* Task prompt *
Copy all lines in which the word "bill" can be found.
__________________________________________________
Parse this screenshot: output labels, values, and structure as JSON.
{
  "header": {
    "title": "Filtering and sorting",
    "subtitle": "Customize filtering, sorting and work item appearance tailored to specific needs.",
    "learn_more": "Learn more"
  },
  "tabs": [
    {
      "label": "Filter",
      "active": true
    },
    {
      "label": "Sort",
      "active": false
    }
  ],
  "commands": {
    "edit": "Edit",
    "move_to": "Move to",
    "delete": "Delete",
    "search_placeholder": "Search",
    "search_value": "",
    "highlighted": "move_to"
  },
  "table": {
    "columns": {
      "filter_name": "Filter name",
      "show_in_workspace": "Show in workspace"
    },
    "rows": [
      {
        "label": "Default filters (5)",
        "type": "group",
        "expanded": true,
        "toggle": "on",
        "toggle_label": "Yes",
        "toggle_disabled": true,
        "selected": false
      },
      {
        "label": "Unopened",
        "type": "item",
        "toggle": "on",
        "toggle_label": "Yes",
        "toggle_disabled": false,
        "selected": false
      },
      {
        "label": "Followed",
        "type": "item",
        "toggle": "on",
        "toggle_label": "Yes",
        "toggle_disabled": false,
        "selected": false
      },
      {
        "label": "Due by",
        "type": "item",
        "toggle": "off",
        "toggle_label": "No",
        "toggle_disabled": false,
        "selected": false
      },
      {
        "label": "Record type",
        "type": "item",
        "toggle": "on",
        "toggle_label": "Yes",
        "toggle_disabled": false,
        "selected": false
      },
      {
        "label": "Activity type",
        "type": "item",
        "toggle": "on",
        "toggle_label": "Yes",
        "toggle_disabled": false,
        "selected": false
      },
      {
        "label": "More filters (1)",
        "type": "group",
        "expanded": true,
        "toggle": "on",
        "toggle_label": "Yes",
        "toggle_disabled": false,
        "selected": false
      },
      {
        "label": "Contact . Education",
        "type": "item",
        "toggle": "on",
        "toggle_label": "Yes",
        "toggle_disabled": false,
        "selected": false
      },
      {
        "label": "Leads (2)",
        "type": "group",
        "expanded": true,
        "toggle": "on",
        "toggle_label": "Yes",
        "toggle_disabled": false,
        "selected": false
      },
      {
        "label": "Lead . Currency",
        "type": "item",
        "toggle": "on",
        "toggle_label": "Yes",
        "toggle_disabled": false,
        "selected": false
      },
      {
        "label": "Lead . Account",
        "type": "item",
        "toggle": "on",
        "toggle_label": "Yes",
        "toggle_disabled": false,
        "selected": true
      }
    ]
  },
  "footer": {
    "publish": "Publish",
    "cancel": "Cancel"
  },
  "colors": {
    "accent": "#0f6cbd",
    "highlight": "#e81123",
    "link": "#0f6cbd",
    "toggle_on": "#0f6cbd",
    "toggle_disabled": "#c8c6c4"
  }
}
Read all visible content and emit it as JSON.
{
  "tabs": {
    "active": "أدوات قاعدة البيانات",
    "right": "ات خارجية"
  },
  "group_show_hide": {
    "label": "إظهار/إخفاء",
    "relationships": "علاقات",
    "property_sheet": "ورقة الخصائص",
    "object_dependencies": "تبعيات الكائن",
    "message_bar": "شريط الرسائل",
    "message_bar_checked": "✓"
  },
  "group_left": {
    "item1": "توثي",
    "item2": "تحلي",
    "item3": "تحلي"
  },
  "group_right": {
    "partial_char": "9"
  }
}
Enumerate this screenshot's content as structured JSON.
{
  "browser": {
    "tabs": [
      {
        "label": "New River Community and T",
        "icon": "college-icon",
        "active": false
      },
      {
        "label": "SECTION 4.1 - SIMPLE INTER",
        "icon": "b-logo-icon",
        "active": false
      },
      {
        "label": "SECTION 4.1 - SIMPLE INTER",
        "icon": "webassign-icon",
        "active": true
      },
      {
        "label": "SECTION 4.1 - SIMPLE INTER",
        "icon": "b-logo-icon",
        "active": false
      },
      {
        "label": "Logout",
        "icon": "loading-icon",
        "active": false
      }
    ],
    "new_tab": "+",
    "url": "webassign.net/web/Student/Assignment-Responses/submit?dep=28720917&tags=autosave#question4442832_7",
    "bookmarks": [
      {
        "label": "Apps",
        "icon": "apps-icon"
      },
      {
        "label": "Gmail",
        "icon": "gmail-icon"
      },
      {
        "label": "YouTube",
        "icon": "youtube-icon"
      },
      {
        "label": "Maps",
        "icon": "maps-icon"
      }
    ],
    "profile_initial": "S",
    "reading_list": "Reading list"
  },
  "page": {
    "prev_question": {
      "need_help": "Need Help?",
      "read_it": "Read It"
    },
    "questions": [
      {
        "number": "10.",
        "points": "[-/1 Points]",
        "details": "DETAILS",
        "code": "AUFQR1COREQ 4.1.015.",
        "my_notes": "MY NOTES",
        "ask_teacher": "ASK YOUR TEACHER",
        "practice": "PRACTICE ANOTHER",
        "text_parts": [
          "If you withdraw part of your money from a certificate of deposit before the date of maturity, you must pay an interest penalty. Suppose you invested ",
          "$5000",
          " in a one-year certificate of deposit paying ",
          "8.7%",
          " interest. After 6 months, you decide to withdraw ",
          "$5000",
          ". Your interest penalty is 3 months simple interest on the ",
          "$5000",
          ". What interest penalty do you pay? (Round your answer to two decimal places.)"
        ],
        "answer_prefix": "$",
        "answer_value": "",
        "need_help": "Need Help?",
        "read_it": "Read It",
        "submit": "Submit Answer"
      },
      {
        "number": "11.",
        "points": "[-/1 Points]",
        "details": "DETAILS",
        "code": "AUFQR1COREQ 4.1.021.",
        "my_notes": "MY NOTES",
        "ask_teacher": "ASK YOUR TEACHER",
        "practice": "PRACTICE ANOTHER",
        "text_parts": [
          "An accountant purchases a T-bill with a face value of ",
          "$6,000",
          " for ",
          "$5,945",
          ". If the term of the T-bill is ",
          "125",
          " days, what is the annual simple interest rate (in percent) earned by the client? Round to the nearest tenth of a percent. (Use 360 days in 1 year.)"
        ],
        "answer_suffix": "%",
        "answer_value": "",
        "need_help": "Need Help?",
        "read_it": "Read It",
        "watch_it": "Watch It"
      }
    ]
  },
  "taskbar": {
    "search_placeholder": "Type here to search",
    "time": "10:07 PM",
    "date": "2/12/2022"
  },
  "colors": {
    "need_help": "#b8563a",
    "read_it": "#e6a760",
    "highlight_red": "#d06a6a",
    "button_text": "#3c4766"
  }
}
__________________________________________________
* Exercise answer *
          "An accountant purchases a T-bill with a face value of ",
          ". If the term of the T-bill is ",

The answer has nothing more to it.